*DATA LISTING:*
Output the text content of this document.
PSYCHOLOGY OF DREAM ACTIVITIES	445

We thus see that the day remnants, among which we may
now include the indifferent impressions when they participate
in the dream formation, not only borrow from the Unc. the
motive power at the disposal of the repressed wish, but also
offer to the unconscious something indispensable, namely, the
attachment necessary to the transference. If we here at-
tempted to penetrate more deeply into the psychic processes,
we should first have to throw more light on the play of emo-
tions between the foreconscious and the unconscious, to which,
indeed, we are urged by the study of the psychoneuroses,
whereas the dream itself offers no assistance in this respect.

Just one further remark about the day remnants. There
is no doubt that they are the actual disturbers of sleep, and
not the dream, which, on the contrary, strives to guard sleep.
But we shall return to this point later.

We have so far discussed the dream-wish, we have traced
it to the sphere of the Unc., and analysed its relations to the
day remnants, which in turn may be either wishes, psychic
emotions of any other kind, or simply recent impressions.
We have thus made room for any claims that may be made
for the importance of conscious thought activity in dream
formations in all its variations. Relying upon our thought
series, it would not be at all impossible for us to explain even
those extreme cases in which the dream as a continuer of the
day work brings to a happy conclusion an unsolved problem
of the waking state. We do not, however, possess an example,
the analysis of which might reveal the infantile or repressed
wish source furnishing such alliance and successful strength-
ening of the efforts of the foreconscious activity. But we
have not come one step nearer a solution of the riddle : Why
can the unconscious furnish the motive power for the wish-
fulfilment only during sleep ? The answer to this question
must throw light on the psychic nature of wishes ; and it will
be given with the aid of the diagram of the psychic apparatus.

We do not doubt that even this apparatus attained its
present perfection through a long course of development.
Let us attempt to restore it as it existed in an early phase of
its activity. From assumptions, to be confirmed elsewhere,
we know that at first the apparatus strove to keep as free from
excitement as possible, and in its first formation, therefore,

*EXERCISE BRIEF:* Scan the records above and report how many lines include the word "motive", without any other text.

*SOLUTION TO THE EXERCISE:* 2